--- start of Records for this exercise ---
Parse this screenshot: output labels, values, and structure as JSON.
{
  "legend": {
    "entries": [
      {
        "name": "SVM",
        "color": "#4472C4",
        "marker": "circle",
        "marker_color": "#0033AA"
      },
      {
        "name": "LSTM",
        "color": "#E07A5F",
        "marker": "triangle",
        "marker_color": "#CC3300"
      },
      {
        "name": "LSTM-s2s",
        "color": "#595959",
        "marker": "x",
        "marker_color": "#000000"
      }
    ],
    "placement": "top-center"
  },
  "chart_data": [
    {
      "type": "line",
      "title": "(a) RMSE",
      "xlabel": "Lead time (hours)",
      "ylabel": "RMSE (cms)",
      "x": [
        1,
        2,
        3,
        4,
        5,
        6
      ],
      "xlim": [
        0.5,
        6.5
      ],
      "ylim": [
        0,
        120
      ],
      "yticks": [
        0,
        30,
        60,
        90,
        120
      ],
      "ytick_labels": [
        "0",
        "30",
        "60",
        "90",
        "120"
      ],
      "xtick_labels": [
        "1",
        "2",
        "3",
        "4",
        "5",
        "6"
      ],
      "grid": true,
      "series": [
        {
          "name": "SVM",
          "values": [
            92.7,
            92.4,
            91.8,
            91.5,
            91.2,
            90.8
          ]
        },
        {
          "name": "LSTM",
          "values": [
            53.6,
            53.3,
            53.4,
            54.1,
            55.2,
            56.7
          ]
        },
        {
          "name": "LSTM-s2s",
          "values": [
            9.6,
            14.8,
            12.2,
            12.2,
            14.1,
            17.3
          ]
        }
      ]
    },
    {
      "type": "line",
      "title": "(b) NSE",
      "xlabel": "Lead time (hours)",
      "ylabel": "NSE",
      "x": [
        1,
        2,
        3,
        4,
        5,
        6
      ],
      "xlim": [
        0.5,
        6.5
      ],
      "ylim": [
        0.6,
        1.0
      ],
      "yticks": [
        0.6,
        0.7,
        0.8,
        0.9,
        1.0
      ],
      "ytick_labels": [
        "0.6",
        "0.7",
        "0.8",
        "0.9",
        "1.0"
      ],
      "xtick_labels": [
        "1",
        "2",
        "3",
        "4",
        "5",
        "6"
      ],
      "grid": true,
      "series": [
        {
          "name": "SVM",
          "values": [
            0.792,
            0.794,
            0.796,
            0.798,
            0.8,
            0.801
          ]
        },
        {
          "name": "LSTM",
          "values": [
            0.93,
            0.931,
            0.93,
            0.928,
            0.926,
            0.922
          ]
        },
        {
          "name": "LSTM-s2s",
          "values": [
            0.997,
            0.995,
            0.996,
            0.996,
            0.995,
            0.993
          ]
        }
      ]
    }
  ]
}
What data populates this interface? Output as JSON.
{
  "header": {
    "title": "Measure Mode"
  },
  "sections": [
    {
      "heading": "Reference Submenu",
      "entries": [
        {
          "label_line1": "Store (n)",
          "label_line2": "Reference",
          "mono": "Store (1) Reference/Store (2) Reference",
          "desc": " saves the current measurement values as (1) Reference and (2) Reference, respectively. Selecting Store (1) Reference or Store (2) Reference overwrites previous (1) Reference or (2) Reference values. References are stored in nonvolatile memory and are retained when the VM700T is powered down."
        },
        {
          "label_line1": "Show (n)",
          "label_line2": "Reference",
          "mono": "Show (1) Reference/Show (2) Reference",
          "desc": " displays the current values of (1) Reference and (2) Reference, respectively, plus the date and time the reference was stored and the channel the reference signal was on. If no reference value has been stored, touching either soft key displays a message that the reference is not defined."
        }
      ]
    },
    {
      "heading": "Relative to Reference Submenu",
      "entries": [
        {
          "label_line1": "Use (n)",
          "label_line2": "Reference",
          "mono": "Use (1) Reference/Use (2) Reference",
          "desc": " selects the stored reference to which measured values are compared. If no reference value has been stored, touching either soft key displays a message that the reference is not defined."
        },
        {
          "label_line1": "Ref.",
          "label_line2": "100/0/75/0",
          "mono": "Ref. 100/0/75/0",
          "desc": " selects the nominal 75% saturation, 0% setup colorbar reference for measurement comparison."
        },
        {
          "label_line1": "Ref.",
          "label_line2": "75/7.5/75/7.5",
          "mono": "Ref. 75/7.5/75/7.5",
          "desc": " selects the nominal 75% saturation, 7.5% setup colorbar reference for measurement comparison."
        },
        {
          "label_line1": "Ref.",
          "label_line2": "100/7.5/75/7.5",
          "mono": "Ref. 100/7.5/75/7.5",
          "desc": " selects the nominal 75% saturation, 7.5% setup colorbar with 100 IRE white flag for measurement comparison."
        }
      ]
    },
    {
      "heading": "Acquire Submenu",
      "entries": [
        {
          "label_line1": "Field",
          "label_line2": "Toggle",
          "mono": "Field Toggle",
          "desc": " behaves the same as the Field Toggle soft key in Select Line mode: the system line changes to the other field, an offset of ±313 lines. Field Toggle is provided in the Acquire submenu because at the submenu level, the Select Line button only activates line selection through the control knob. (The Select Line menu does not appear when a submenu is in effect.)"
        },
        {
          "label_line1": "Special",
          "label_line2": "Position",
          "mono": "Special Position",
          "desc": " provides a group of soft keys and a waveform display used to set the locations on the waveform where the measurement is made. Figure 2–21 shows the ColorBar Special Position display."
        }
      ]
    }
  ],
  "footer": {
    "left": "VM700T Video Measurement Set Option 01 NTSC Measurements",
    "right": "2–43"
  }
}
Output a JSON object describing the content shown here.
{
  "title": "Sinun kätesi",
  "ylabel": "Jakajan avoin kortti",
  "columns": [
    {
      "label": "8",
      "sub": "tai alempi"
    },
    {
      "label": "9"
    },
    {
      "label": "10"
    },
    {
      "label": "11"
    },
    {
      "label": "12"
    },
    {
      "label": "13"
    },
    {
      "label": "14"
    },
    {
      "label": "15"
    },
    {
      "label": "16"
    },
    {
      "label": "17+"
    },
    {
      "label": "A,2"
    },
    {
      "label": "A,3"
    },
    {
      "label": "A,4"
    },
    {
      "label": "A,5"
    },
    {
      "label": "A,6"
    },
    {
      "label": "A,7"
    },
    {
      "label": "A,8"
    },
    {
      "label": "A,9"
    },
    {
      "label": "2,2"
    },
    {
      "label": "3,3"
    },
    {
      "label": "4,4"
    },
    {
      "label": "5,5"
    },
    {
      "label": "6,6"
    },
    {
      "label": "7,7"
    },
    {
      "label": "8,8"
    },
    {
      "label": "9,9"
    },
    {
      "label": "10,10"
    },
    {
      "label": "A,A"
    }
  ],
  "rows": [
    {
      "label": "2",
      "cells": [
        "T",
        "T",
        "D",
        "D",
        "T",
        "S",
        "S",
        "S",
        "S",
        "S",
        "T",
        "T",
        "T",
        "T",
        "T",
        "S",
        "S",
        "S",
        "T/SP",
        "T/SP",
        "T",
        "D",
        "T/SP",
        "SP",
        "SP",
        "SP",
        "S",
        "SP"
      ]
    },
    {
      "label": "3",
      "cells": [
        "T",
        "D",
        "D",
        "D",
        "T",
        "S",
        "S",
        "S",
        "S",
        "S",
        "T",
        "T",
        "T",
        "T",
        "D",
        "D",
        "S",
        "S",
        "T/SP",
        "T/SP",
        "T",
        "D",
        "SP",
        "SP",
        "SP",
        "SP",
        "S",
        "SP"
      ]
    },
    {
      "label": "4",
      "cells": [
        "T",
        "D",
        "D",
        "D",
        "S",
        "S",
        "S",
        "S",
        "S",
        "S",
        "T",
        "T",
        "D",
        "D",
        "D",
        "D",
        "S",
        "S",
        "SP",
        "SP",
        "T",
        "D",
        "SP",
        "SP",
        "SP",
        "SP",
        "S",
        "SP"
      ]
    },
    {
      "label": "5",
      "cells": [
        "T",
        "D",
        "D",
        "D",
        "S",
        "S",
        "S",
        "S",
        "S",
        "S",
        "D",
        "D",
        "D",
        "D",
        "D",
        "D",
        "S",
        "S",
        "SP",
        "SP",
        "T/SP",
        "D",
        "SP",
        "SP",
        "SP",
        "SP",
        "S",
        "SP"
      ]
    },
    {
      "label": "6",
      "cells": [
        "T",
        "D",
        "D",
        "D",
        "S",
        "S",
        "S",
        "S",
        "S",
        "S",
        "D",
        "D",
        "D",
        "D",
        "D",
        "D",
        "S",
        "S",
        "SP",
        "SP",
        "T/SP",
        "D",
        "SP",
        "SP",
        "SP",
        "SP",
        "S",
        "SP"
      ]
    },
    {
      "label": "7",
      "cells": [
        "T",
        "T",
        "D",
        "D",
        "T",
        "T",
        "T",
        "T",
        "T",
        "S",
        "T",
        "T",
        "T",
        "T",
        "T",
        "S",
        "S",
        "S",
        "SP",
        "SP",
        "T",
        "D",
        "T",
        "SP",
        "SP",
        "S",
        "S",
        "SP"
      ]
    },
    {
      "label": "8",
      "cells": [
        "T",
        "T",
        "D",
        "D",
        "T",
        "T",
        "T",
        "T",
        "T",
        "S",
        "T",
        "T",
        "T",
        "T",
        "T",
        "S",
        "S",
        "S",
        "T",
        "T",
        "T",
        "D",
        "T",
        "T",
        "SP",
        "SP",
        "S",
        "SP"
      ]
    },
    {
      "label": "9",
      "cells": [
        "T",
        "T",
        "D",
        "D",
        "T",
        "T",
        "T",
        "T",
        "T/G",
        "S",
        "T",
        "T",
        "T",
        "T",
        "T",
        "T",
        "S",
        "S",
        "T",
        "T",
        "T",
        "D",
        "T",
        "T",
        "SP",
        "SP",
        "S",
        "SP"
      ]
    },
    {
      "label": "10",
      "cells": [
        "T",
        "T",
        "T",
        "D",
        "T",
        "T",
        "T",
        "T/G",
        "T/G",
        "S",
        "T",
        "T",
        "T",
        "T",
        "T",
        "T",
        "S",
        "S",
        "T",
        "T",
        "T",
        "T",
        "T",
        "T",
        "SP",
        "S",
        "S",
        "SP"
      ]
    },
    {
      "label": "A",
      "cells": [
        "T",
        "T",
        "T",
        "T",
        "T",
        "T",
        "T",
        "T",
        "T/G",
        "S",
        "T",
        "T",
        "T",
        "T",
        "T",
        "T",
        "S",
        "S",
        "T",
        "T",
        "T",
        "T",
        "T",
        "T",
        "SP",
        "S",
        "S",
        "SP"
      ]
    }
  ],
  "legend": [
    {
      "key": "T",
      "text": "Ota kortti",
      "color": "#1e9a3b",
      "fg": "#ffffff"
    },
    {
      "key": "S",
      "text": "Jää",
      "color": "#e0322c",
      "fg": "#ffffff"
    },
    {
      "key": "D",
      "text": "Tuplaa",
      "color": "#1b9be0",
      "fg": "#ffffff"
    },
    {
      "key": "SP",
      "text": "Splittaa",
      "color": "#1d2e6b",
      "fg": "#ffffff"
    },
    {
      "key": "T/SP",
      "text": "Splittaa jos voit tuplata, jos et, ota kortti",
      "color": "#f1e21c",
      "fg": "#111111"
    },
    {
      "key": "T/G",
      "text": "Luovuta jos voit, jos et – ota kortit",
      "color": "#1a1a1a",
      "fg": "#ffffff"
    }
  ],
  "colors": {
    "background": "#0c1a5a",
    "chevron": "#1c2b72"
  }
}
--- end of Records for this exercise ---
What you will do — Copy each line holding the word "displays" from the listing above.

Worked answer —
          "desc": " displays the current values of (1) Reference and (2) Reference, respectively, plus the date and time the reference was stored and the channel the reference signal was on. If no reference value has been stored, touching either soft key displays a message that the reference is not defined."
          "desc": " selects the stored reference to which measured values are compared. If no reference value has been stored, touching either soft key displays a message that the reference is not defined."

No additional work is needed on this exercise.